- _Source material_
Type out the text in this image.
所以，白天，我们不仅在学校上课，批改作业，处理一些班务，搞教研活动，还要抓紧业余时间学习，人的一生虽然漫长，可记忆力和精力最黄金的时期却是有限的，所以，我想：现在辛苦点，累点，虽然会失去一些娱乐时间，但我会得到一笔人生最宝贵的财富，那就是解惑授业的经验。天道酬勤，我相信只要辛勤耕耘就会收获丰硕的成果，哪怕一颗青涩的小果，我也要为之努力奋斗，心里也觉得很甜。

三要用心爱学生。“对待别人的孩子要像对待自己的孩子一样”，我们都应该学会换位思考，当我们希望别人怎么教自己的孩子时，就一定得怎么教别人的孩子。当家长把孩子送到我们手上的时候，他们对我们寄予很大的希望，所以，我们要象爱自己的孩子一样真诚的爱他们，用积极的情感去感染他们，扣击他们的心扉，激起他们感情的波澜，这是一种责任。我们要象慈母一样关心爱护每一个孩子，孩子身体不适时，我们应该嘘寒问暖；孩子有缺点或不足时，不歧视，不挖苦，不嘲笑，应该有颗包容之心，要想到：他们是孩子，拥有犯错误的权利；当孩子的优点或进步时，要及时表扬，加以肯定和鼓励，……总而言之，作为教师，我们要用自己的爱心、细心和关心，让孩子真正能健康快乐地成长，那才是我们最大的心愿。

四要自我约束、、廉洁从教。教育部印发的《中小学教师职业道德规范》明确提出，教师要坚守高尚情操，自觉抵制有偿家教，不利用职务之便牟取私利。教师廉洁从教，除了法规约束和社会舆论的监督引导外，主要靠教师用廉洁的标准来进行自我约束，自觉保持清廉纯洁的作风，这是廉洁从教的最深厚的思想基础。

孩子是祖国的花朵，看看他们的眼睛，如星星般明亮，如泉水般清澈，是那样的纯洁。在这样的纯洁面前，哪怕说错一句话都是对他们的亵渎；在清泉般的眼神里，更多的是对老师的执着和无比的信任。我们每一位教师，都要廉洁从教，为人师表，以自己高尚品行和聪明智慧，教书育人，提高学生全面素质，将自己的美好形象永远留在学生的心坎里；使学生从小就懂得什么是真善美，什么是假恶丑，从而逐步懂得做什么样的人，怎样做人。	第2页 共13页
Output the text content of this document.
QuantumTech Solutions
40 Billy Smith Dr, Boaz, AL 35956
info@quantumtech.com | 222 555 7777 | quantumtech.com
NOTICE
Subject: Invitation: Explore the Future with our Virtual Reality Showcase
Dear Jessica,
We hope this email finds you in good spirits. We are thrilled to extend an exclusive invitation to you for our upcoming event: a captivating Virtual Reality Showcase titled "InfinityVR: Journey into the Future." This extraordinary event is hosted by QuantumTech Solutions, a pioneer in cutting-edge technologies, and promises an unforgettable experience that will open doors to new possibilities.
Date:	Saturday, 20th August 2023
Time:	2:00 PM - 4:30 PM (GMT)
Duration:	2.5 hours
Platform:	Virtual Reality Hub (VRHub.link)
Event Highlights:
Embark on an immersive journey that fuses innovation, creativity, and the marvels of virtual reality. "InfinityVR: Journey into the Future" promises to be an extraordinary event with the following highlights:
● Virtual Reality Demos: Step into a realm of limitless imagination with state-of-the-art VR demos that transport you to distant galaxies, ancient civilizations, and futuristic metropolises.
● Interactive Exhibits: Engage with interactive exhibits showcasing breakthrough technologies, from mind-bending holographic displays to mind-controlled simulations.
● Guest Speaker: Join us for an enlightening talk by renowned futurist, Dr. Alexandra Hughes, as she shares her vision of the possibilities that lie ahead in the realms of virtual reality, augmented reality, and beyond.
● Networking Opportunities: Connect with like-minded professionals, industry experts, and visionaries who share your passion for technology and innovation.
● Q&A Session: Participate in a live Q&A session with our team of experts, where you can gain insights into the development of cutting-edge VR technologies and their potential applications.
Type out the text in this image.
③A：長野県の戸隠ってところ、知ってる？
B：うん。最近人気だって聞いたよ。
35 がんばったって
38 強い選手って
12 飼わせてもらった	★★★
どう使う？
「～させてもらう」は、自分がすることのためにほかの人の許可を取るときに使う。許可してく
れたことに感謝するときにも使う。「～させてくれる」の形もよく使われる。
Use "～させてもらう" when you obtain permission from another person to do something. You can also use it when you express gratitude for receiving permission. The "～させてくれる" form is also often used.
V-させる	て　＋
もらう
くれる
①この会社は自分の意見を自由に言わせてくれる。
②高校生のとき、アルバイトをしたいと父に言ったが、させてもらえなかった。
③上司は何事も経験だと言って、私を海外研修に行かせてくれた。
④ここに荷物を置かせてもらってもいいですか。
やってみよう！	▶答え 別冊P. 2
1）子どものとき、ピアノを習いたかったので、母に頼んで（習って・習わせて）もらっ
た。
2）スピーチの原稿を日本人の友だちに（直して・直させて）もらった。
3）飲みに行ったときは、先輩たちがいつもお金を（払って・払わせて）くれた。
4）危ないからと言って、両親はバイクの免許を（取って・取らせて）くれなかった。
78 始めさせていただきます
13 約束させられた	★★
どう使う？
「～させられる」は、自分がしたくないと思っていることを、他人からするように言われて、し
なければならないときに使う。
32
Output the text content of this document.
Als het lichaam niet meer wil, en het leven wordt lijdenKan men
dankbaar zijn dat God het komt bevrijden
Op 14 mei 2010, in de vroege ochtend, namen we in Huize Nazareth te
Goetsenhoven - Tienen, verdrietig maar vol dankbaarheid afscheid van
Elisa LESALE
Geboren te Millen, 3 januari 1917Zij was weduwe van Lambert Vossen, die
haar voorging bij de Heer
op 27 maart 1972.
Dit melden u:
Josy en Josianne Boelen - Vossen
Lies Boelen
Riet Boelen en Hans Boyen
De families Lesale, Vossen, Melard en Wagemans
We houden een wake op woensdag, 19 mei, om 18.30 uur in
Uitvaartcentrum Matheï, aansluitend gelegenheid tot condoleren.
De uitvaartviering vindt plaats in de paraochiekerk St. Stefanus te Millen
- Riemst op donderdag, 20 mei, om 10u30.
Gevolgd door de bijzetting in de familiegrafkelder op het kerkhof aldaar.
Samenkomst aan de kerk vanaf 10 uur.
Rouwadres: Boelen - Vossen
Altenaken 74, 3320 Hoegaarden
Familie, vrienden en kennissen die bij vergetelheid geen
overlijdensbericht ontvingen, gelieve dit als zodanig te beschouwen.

- _Written instruction_
Retype the material above, line by line, exactly.

- _Written answer_
Type out the text in this image.
所以，白天，我们不仅在学校上课，批改作业，处理一些班务，搞教研活动，还要抓紧业余时间学习，人的一生虽然漫长，可记忆力和精力最黄金的时期却是有限的，所以，我想：现在辛苦点，累点，虽然会失去一些娱乐时间，但我会得到一笔人生最宝贵的财富，那就是解惑授业的经验。天道酬勤，我相信只要辛勤耕耘就会收获丰硕的成果，哪怕一颗青涩的小果，我也要为之努力奋斗，心里也觉得很甜。

三要用心爱学生。“对待别人的孩子要像对待自己的孩子一样”，我们都应该学会换位思考，当我们希望别人怎么教自己的孩子时，就一定得怎么教别人的孩子。当家长把孩子送到我们手上的时候，他们对我们寄予很大的希望，所以，我们要象爱自己的孩子一样真诚的爱他们，用积极的情感去感染他们，扣击他们的心扉，激起他们感情的波澜，这是一种责任。我们要象慈母一样关心爱护每一个孩子，孩子身体不适时，我们应该嘘寒问暖；孩子有缺点或不足时，不歧视，不挖苦，不嘲笑，应该有颗包容之心，要想到：他们是孩子，拥有犯错误的权利；当孩子的优点或进步时，要及时表扬，加以肯定和鼓励，……总而言之，作为教师，我们要用自己的爱心、细心和关心，让孩子真正能健康快乐地成长，那才是我们最大的心愿。

四要自我约束、、廉洁从教。教育部印发的《中小学教师职业道德规范》明确提出，教师要坚守高尚情操，自觉抵制有偿家教，不利用职务之便牟取私利。教师廉洁从教，除了法规约束和社会舆论的监督引导外，主要靠教师用廉洁的标准来进行自我约束，自觉保持清廉纯洁的作风，这是廉洁从教的最深厚的思想基础。

孩子是祖国的花朵，看看他们的眼睛，如星星般明亮，如泉水般清澈，是那样的纯洁。在这样的纯洁面前，哪怕说错一句话都是对他们的亵渎；在清泉般的眼神里，更多的是对老师的执着和无比的信任。我们每一位教师，都要廉洁从教，为人师表，以自己高尚品行和聪明智慧，教书育人，提高学生全面素质，将自己的美好形象永远留在学生的心坎里；使学生从小就懂得什么是真善美，什么是假恶丑，从而逐步懂得做什么样的人，怎样做人。	第2页 共13页
Output the text content of this document.
QuantumTech Solutions
40 Billy Smith Dr, Boaz, AL 35956
info@quantumtech.com | 222 555 7777 | quantumtech.com
NOTICE
Subject: Invitation: Explore the Future with our Virtual Reality Showcase
Dear Jessica,
We hope this email finds you in good spirits. We are thrilled to extend an exclusive invitation to you for our upcoming event: a captivating Virtual Reality Showcase titled "InfinityVR: Journey into the Future." This extraordinary event is hosted by QuantumTech Solutions, a pioneer in cutting-edge technologies, and promises an unforgettable experience that will open doors to new possibilities.
Date:	Saturday, 20th August 2023
Time:	2:00 PM - 4:30 PM (GMT)
Duration:	2.5 hours
Platform:	Virtual Reality Hub (VRHub.link)
Event Highlights:
Embark on an immersive journey that fuses innovation, creativity, and the marvels of virtual reality. "InfinityVR: Journey into the Future" promises to be an extraordinary event with the following highlights:
● Virtual Reality Demos: Step into a realm of limitless imagination with state-of-the-art VR demos that transport you to distant galaxies, ancient civilizations, and futuristic metropolises.
● Interactive Exhibits: Engage with interactive exhibits showcasing breakthrough technologies, from mind-bending holographic displays to mind-controlled simulations.
● Guest Speaker: Join us for an enlightening talk by renowned futurist, Dr. Alexandra Hughes, as she shares her vision of the possibilities that lie ahead in the realms of virtual reality, augmented reality, and beyond.
● Networking Opportunities: Connect with like-minded professionals, industry experts, and visionaries who share your passion for technology and innovation.
● Q&A Session: Participate in a live Q&A session with our team of experts, where you can gain insights into the development of cutting-edge VR technologies and their potential applications.
Type out the text in this image.
③A：長野県の戸隠ってところ、知ってる？
B：うん。最近人気だって聞いたよ。
35 がんばったって
38 強い選手って
12 飼わせてもらった	★★★
どう使う？
「～させてもらう」は、自分がすることのためにほかの人の許可を取るときに使う。許可してく
れたことに感謝するときにも使う。「～させてくれる」の形もよく使われる。
Use "～させてもらう" when you obtain permission from another person to do something. You can also use it when you express gratitude for receiving permission. The "～させてくれる" form is also often used.
V-させる	て　＋
もらう
くれる
①この会社は自分の意見を自由に言わせてくれる。
②高校生のとき、アルバイトをしたいと父に言ったが、させてもらえなかった。
③上司は何事も経験だと言って、私を海外研修に行かせてくれた。
④ここに荷物を置かせてもらってもいいですか。
やってみよう！	▶答え 別冊P. 2
1）子どものとき、ピアノを習いたかったので、母に頼んで（習って・習わせて）もらっ
た。
2）スピーチの原稿を日本人の友だちに（直して・直させて）もらった。
3）飲みに行ったときは、先輩たちがいつもお金を（払って・払わせて）くれた。
4）危ないからと言って、両親はバイクの免許を（取って・取らせて）くれなかった。
78 始めさせていただきます
13 約束させられた	★★
どう使う？
「～させられる」は、自分がしたくないと思っていることを、他人からするように言われて、し
なければならないときに使う。
32
Output the text content of this document.
Als het lichaam niet meer wil, en het leven wordt lijdenKan men
dankbaar zijn dat God het komt bevrijden
Op 14 mei 2010, in de vroege ochtend, namen we in Huize Nazareth te
Goetsenhoven - Tienen, verdrietig maar vol dankbaarheid afscheid van
Elisa LESALE
Geboren te Millen, 3 januari 1917Zij was weduwe van Lambert Vossen, die
haar voorging bij de Heer
op 27 maart 1972.
Dit melden u:
Josy en Josianne Boelen - Vossen
Lies Boelen
Riet Boelen en Hans Boyen
De families Lesale, Vossen, Melard en Wagemans
We houden een wake op woensdag, 19 mei, om 18.30 uur in
Uitvaartcentrum Matheï, aansluitend gelegenheid tot condoleren.
De uitvaartviering vindt plaats in de paraochiekerk St. Stefanus te Millen
- Riemst op donderdag, 20 mei, om 10u30.
Gevolgd door de bijzetting in de familiegrafkelder op het kerkhof aldaar.
Samenkomst aan de kerk vanaf 10 uur.
Rouwadres: Boelen - Vossen
Altenaken 74, 3320 Hoegaarden
Familie, vrienden en kennissen die bij vergetelheid geen
overlijdensbericht ontvingen, gelieve dit als zodanig te beschouwen.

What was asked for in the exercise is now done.